◆ WRITTEN PROBLEM ◆
Determine how many lines of the entries contain "ylabel". Reply with that number alone.

(Data listing)
+ + + +

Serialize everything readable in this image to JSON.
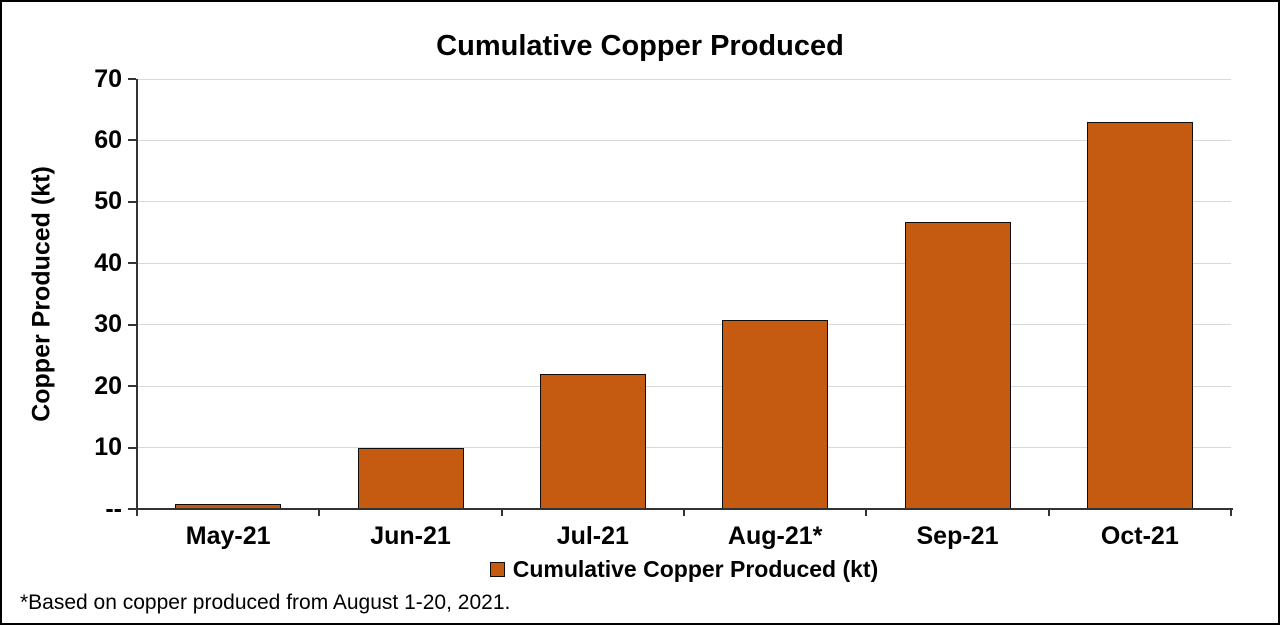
{
  "chart_data": {
    "type": "bar",
    "title": "Cumulative Copper Produced",
    "ylabel": "Copper Produced (kt)",
    "xlabel": "",
    "categories": [
      "May-21",
      "Jun-21",
      "Jul-21",
      "Aug-21*",
      "Sep-21",
      "Oct-21"
    ],
    "values": [
      0.8,
      9.9,
      22.0,
      30.8,
      46.8,
      63.0
    ],
    "series": [
      {
        "name": "Cumulative Copper Produced (kt)",
        "values": [
          0.8,
          9.9,
          22.0,
          30.8,
          46.8,
          63.0
        ]
      }
    ],
    "legend": [
      "Cumulative Copper Produced (kt)"
    ],
    "legend_position": "bottom-center",
    "ylim": [
      0,
      70
    ],
    "ytick_interval": 10,
    "yticks": [
      {
        "label": "70",
        "value": 70
      },
      {
        "label": "60",
        "value": 60
      },
      {
        "label": "50",
        "value": 50
      },
      {
        "label": "40",
        "value": 40
      },
      {
        "label": "30",
        "value": 30
      },
      {
        "label": "20",
        "value": 20
      },
      {
        "label": "10",
        "value": 10
      },
      {
        "label": "--",
        "value": 0
      }
    ],
    "grid": true,
    "footnote": "*Based on copper produced from August 1-20, 2021.",
    "colors": {
      "bar_fill": "#C55A11",
      "bar_border": "#0d0d0d",
      "gridline": "#D9D9D9",
      "axis_line": "#333333",
      "text": "#000000",
      "background": "#FFFFFF",
      "canvas_border": "#000000"
    }
  }
}
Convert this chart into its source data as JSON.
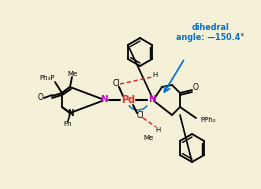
{
  "bg_color": "#f5f0d8",
  "title_text": "dihedral\nangle: —1 50.4°",
  "pd_label": "Pd",
  "n_label": "N",
  "cl_label": "Cl",
  "o_label": "O",
  "me_label": "Me",
  "h_label": "H",
  "ph_label": "Ph",
  "ph3p_label": "Ph₃P",
  "pph2_label": "PPh₂",
  "pd_color": "#e03030",
  "n_color": "#cc00cc",
  "blue_color": "#0070cc",
  "black": "#000000",
  "red_dot": "#cc0000",
  "figsize": [
    2.61,
    1.89
  ],
  "dpi": 100
}
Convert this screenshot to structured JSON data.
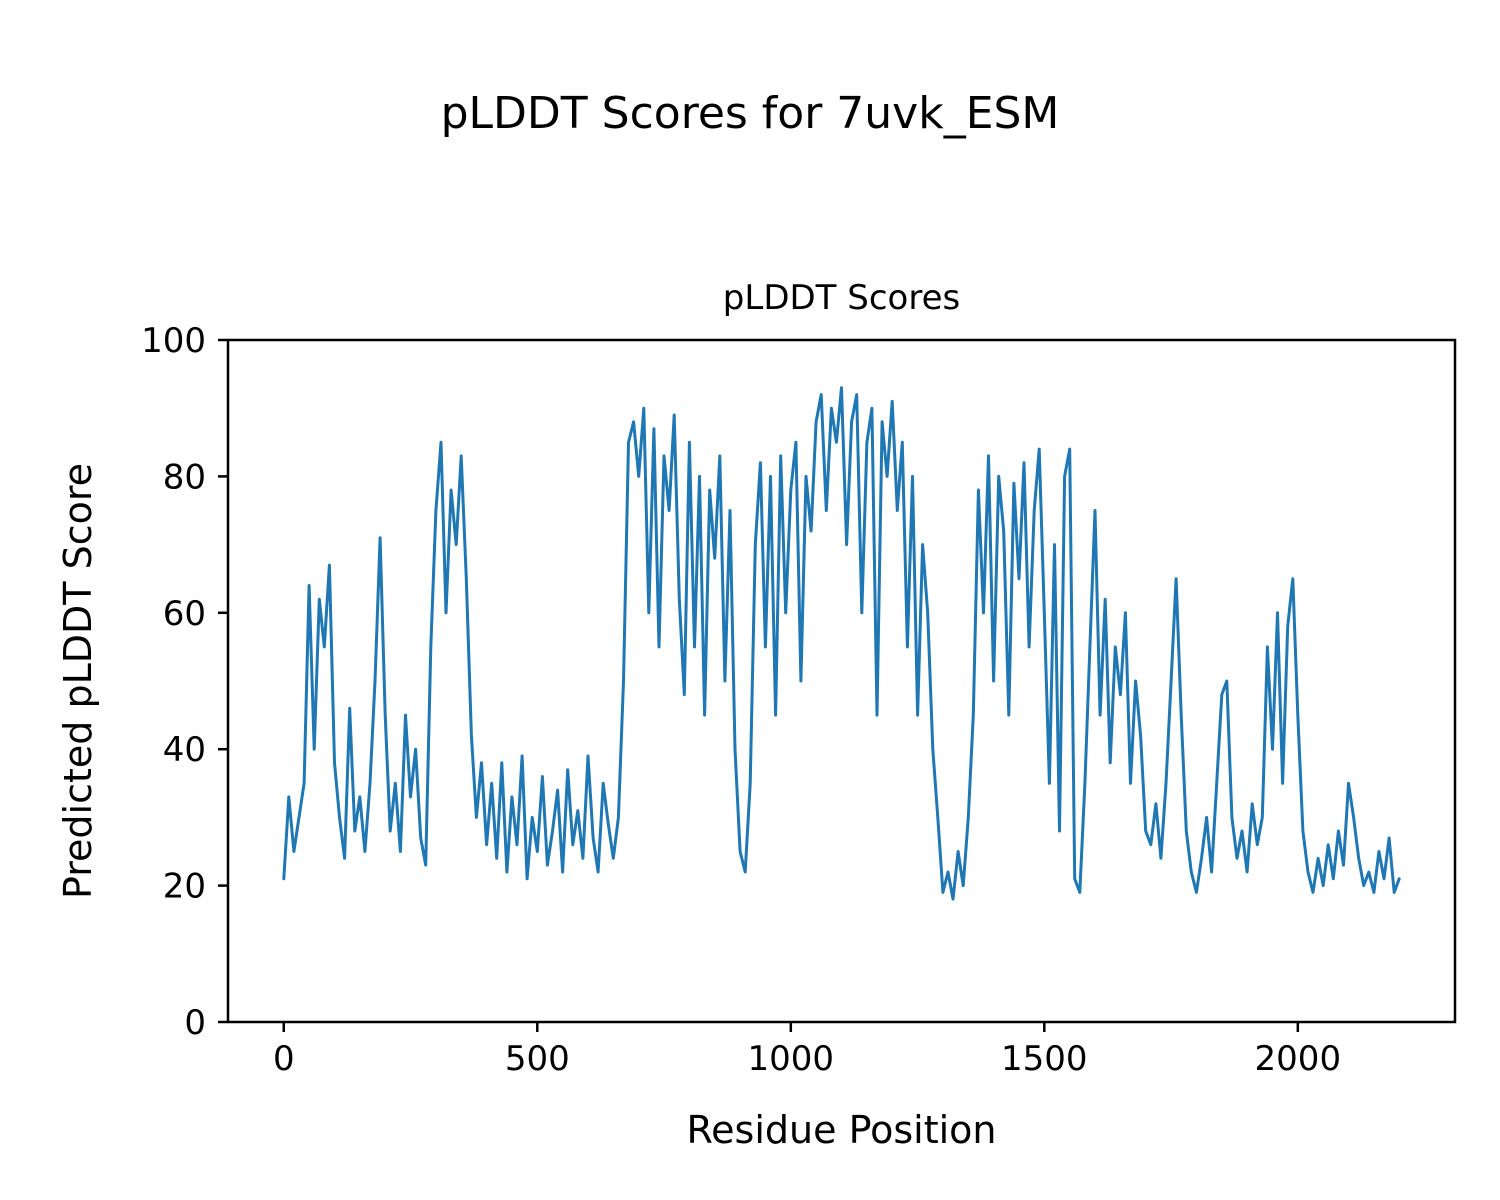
{
  "figure": {
    "title": "pLDDT Scores for 7uvk_ESM",
    "axes_title": "pLDDT Scores",
    "xlabel": "Residue Position",
    "ylabel": "Predicted pLDDT Score"
  },
  "chart_data": {
    "type": "line",
    "title": "pLDDT Scores",
    "xlabel": "Residue Position",
    "ylabel": "Predicted pLDDT Score",
    "legend": "none",
    "grid": false,
    "line_color": "#1f77b4",
    "line_width": 3,
    "xlim": [
      -110,
      2310
    ],
    "ylim": [
      0,
      100
    ],
    "xticks": [
      0,
      500,
      1000,
      1500,
      2000
    ],
    "yticks": [
      0,
      20,
      40,
      60,
      80,
      100
    ],
    "x_start": 0,
    "x_step": 10,
    "values": [
      21,
      33,
      25,
      30,
      35,
      64,
      40,
      62,
      55,
      67,
      38,
      30,
      24,
      46,
      28,
      33,
      25,
      35,
      50,
      71,
      45,
      28,
      35,
      25,
      45,
      33,
      40,
      27,
      23,
      55,
      75,
      85,
      60,
      78,
      70,
      83,
      65,
      42,
      30,
      38,
      26,
      35,
      24,
      38,
      22,
      33,
      26,
      39,
      21,
      30,
      25,
      36,
      23,
      28,
      34,
      22,
      37,
      26,
      31,
      24,
      39,
      27,
      22,
      35,
      29,
      24,
      30,
      50,
      85,
      88,
      80,
      90,
      60,
      87,
      55,
      83,
      75,
      89,
      62,
      48,
      85,
      55,
      80,
      45,
      78,
      68,
      83,
      50,
      75,
      40,
      25,
      22,
      35,
      70,
      82,
      55,
      80,
      45,
      83,
      60,
      78,
      85,
      50,
      80,
      72,
      88,
      92,
      75,
      90,
      85,
      93,
      70,
      88,
      92,
      60,
      85,
      90,
      45,
      88,
      80,
      91,
      75,
      85,
      55,
      80,
      45,
      70,
      60,
      40,
      30,
      19,
      22,
      18,
      25,
      20,
      30,
      45,
      78,
      60,
      83,
      50,
      80,
      72,
      45,
      79,
      65,
      82,
      55,
      75,
      84,
      60,
      35,
      70,
      28,
      80,
      84,
      21,
      19,
      35,
      55,
      75,
      45,
      62,
      38,
      55,
      48,
      60,
      35,
      50,
      42,
      28,
      26,
      32,
      24,
      35,
      50,
      65,
      45,
      28,
      22,
      19,
      24,
      30,
      22,
      35,
      48,
      50,
      30,
      24,
      28,
      22,
      32,
      26,
      30,
      55,
      40,
      60,
      35,
      58,
      65,
      45,
      28,
      22,
      19,
      24,
      20,
      26,
      21,
      28,
      23,
      35,
      30,
      24,
      20,
      22,
      19,
      25,
      21,
      27,
      19,
      21
    ]
  }
}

+ + + +

◆ OUTPUT OF THE TASK ◆
3